Using the data below, copy each line that includes the word "axis".

>> Start MATERIAL SUPPLIED

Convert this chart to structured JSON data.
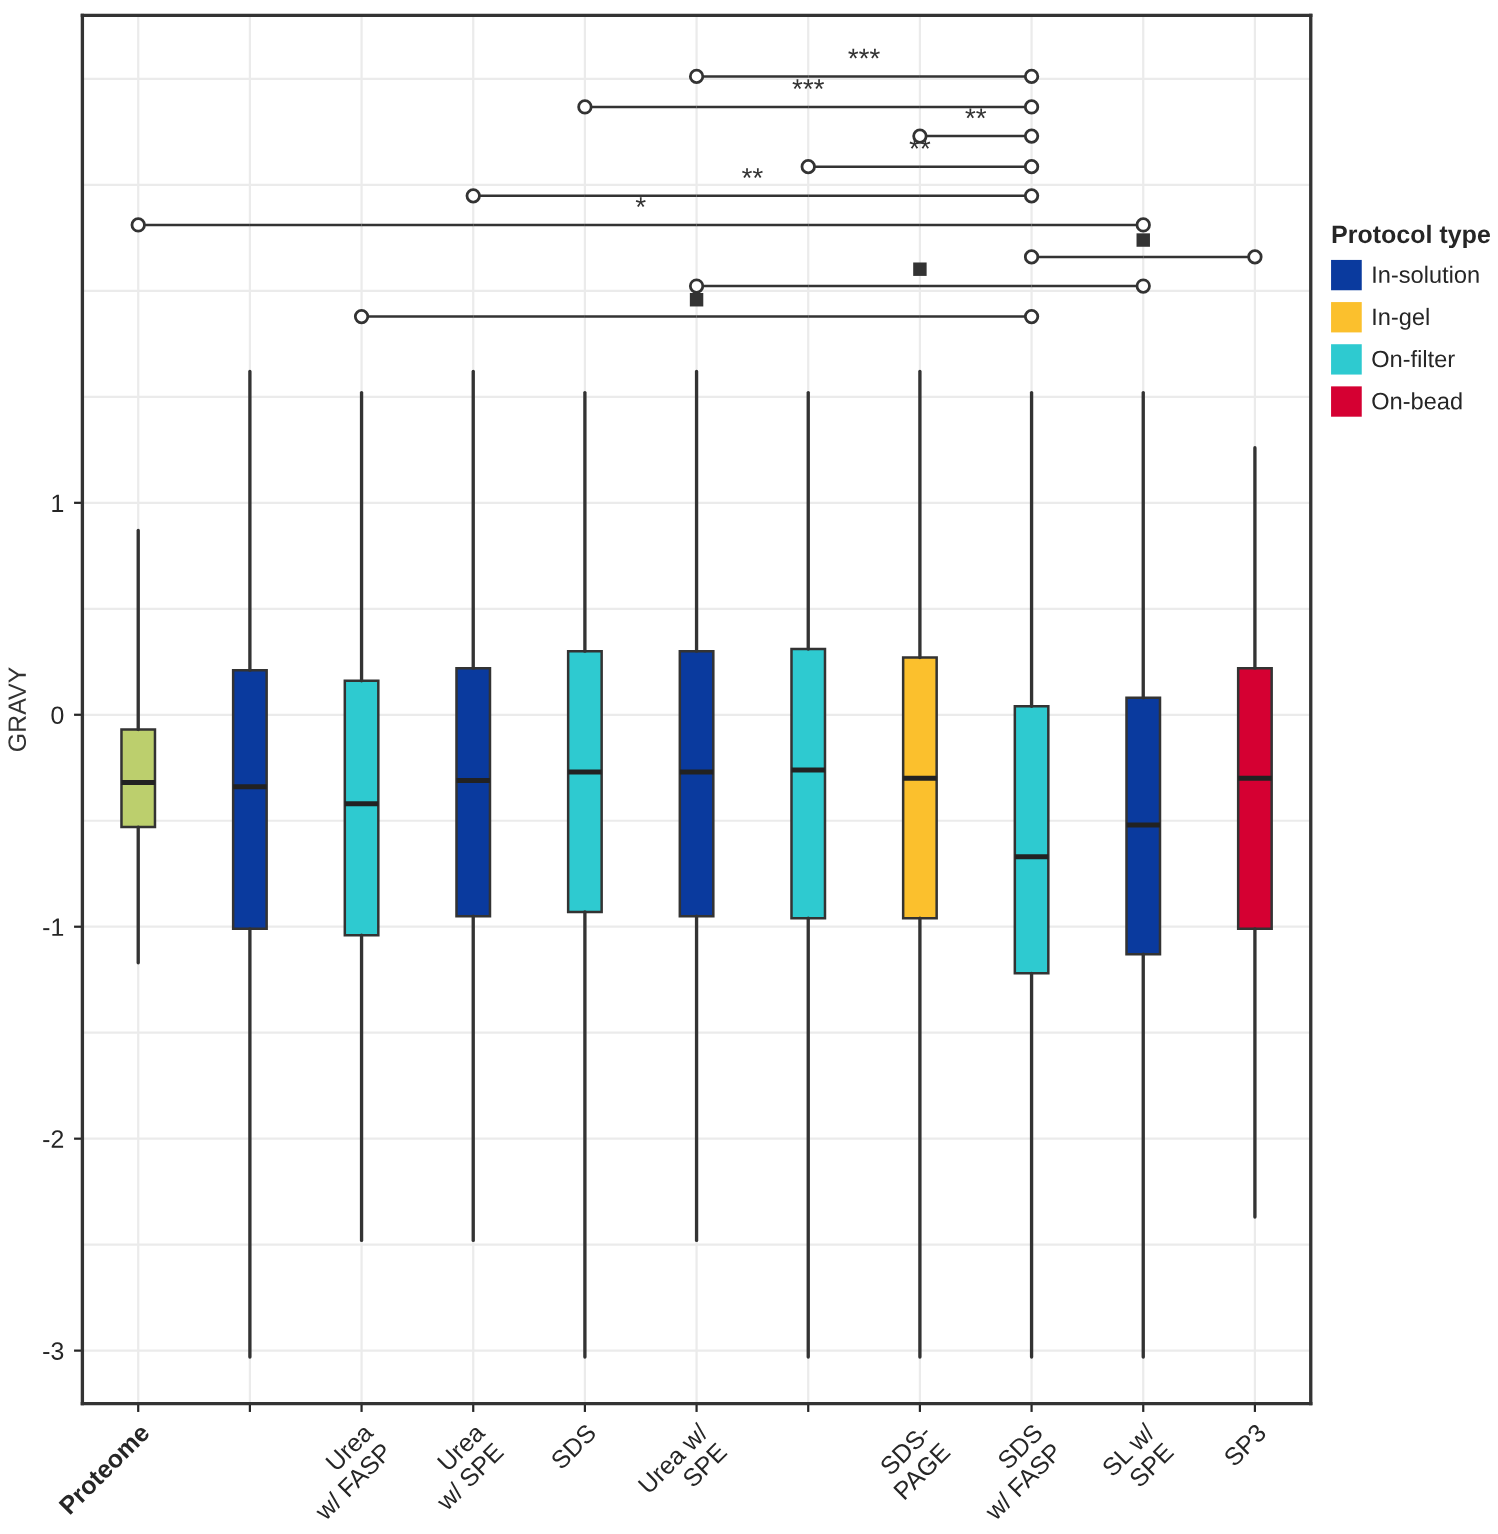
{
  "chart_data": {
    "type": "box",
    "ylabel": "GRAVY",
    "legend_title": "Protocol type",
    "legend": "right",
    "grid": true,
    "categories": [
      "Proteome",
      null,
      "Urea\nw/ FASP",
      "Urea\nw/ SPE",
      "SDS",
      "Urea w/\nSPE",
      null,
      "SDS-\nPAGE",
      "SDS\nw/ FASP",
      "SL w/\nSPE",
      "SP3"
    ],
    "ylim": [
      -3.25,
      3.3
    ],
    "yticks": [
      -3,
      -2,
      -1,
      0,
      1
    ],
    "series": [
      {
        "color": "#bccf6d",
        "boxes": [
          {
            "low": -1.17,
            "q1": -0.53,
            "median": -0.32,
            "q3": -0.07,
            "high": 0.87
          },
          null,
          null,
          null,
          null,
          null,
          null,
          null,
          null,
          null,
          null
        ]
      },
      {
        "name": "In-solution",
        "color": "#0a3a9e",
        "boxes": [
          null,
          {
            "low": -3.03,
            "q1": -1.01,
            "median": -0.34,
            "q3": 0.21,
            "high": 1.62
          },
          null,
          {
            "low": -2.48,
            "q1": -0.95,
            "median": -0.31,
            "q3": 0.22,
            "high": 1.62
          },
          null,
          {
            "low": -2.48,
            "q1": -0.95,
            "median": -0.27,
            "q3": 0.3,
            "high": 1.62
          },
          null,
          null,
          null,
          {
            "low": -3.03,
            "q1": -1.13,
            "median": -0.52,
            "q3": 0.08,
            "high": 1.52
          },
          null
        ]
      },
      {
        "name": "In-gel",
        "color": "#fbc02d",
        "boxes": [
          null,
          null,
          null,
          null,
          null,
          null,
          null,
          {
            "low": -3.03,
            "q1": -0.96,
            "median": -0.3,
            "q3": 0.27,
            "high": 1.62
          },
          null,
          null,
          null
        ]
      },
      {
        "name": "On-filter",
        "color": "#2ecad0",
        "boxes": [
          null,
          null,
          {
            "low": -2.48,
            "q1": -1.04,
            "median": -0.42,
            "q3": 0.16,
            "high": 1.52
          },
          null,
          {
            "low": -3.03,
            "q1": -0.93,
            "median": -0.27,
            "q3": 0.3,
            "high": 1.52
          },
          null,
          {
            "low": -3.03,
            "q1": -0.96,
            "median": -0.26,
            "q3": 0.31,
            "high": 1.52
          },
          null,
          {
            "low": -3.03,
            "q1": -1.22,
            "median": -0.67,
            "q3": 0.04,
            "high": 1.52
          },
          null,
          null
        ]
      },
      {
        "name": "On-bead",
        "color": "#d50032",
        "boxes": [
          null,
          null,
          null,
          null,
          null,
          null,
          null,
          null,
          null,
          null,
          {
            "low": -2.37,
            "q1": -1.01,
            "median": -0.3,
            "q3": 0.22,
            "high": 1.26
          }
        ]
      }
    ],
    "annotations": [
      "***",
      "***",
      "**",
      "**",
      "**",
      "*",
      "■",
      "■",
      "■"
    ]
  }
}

>> End MATERIAL SUPPLIED
>> Start MATERIAL SUPPLIED

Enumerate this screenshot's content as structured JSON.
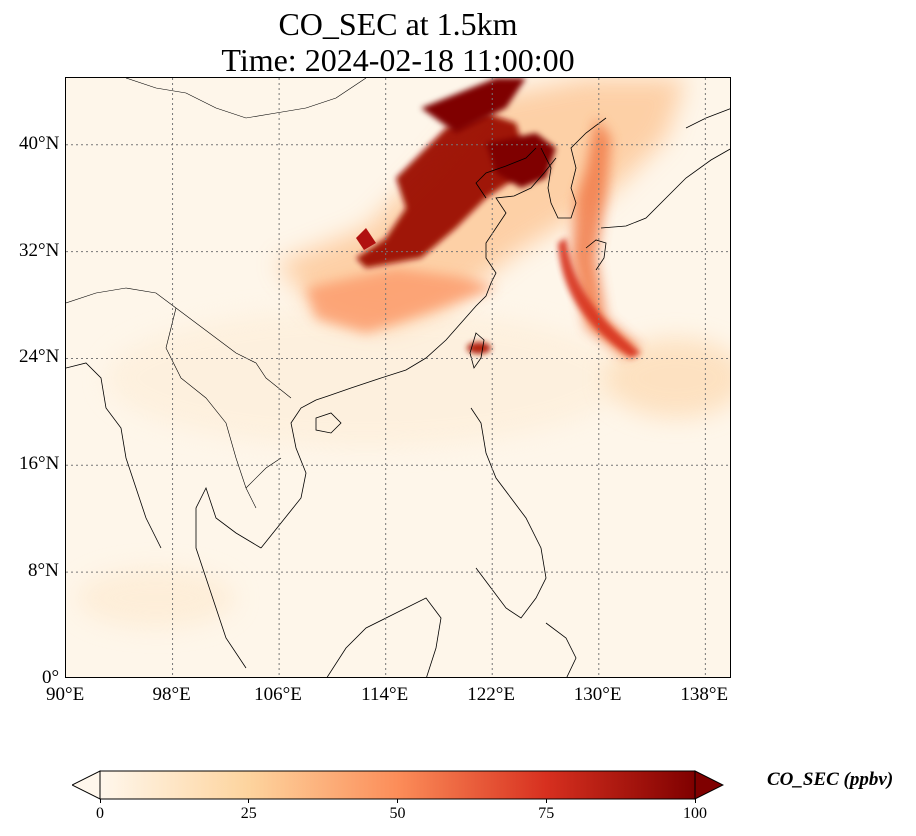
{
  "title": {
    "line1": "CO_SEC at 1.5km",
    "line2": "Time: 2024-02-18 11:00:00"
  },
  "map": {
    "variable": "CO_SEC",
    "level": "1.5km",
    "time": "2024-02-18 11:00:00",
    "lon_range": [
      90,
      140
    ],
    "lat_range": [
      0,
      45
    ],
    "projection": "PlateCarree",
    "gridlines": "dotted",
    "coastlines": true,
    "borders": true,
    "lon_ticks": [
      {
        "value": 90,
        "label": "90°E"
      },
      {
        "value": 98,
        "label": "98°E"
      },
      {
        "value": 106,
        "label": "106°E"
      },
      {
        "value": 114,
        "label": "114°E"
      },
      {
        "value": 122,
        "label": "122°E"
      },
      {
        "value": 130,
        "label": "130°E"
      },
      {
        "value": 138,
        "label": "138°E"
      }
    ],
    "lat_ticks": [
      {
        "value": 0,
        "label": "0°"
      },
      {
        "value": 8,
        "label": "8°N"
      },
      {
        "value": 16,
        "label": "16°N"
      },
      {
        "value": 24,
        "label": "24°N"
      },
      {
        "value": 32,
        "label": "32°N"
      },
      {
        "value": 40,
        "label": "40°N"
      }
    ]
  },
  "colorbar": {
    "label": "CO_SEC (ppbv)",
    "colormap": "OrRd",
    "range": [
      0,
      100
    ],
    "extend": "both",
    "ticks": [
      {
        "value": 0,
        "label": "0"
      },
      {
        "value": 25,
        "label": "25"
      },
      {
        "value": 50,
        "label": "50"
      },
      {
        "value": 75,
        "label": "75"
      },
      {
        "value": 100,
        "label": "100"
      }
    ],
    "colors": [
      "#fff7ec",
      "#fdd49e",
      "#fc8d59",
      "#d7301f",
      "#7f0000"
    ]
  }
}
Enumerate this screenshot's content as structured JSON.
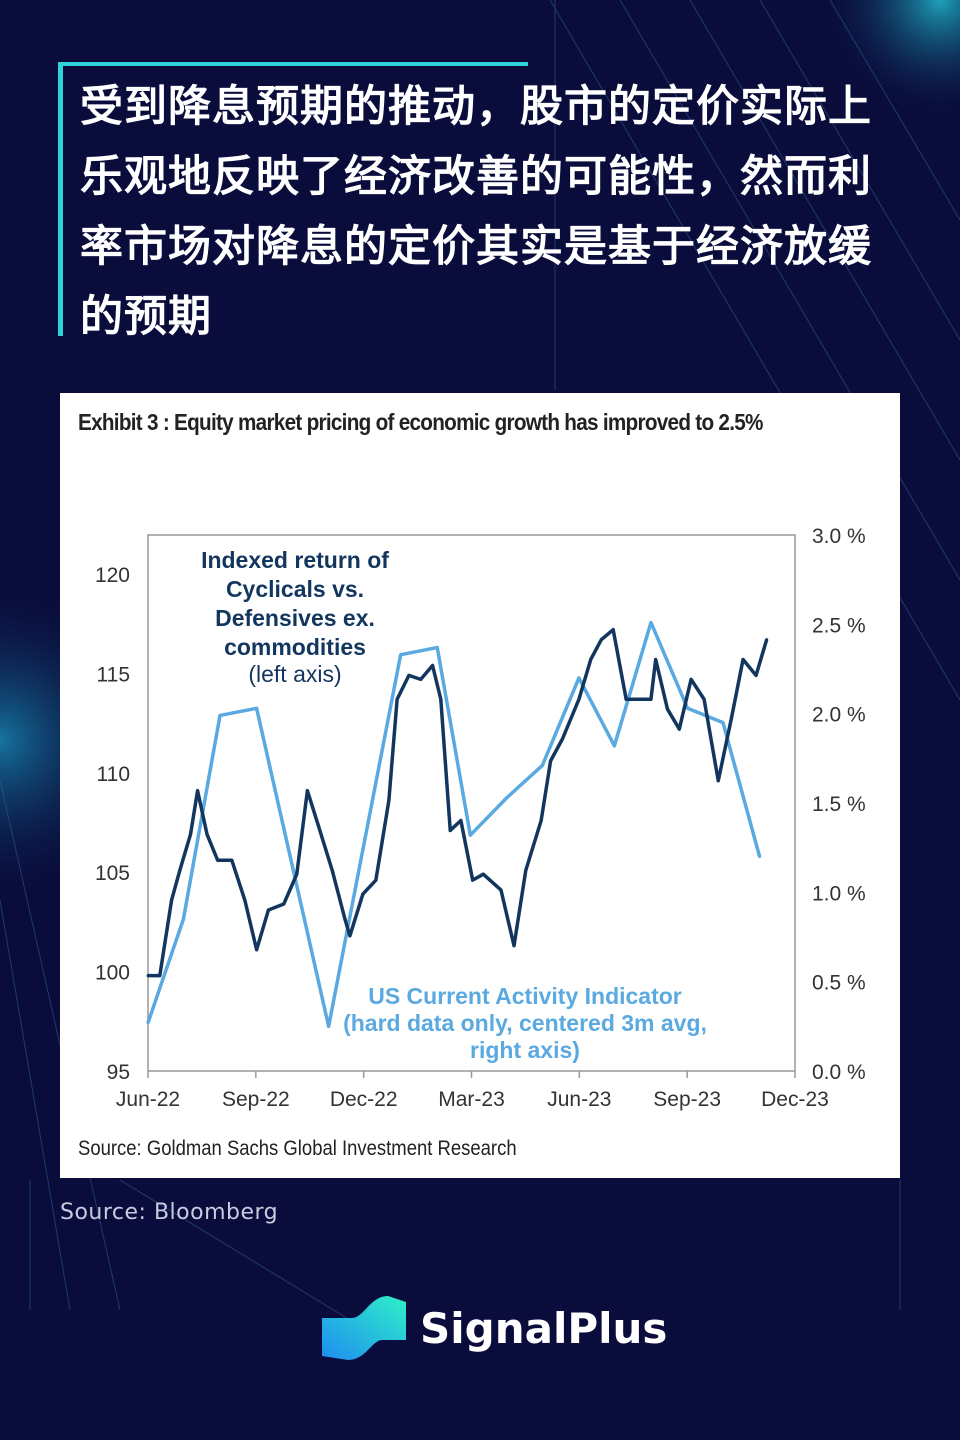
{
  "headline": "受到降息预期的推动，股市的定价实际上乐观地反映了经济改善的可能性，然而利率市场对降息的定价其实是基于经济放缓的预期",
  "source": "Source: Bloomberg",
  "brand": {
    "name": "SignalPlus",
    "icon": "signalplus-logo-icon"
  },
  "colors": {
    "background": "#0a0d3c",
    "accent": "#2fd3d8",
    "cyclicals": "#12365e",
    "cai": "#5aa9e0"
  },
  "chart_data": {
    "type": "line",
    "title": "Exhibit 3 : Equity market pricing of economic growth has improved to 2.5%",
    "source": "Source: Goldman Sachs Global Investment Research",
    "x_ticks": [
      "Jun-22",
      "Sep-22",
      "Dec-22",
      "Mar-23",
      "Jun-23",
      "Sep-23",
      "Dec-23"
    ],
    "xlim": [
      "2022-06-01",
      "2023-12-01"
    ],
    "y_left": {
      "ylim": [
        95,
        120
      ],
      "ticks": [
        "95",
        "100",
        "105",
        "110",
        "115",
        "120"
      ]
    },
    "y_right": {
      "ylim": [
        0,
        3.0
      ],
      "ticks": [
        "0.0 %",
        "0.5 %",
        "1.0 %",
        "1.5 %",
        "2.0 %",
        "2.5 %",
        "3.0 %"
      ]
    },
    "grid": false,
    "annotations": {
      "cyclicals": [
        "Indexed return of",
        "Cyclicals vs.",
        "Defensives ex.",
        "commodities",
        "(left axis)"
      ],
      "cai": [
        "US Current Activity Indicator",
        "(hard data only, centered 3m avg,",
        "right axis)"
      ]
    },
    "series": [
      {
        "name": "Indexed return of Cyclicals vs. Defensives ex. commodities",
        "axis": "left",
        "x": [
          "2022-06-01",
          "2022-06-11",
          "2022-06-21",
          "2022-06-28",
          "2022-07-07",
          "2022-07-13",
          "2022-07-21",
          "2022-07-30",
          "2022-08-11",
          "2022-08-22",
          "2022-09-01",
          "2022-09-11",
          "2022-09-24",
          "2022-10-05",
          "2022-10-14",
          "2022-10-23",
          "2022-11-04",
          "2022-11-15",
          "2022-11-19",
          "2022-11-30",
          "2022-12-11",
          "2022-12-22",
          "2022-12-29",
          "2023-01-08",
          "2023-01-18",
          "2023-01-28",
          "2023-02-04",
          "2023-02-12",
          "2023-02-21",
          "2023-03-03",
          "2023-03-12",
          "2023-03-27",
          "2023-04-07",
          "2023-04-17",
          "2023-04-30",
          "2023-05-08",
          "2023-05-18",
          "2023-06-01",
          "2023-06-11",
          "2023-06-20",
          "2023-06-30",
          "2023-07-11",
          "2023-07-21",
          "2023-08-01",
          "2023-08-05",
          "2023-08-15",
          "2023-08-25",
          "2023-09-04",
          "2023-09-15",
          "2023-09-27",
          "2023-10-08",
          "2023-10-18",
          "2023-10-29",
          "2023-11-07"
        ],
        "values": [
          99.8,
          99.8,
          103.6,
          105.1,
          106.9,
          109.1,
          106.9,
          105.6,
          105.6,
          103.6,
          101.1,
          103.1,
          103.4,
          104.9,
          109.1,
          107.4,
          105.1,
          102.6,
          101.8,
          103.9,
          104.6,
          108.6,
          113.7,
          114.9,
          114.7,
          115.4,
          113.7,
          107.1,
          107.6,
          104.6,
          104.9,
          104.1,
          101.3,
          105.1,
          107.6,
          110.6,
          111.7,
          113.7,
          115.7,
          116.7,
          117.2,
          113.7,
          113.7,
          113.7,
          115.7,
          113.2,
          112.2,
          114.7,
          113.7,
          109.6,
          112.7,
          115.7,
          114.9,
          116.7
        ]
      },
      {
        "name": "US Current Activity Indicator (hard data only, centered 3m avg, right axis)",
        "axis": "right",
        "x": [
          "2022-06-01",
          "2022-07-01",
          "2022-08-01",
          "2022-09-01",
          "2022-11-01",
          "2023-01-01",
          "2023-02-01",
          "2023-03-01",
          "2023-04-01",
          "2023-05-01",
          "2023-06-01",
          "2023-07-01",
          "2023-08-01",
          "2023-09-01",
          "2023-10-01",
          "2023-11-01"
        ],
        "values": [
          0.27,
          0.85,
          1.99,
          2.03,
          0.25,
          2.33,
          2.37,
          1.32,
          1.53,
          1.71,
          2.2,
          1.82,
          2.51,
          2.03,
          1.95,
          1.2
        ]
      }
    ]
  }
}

>> End MATERIAL SUPPLIED
>> Start MATERIAL SUPPLIED

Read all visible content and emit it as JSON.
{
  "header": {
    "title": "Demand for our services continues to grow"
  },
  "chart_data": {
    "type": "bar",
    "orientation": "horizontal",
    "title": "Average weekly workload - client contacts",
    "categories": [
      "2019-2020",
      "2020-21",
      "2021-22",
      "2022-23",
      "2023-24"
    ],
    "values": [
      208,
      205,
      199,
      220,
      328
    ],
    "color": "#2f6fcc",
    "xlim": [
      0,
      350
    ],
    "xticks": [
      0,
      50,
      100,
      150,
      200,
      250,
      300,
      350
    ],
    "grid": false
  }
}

>> End MATERIAL SUPPLIED

**THE SOLUTION**
        "(left axis)"
        "right axis)"
        "axis": "left",
        "name": "US Current Activity Indicator (hard data only, centered 3m avg, right axis)",
        "axis": "right",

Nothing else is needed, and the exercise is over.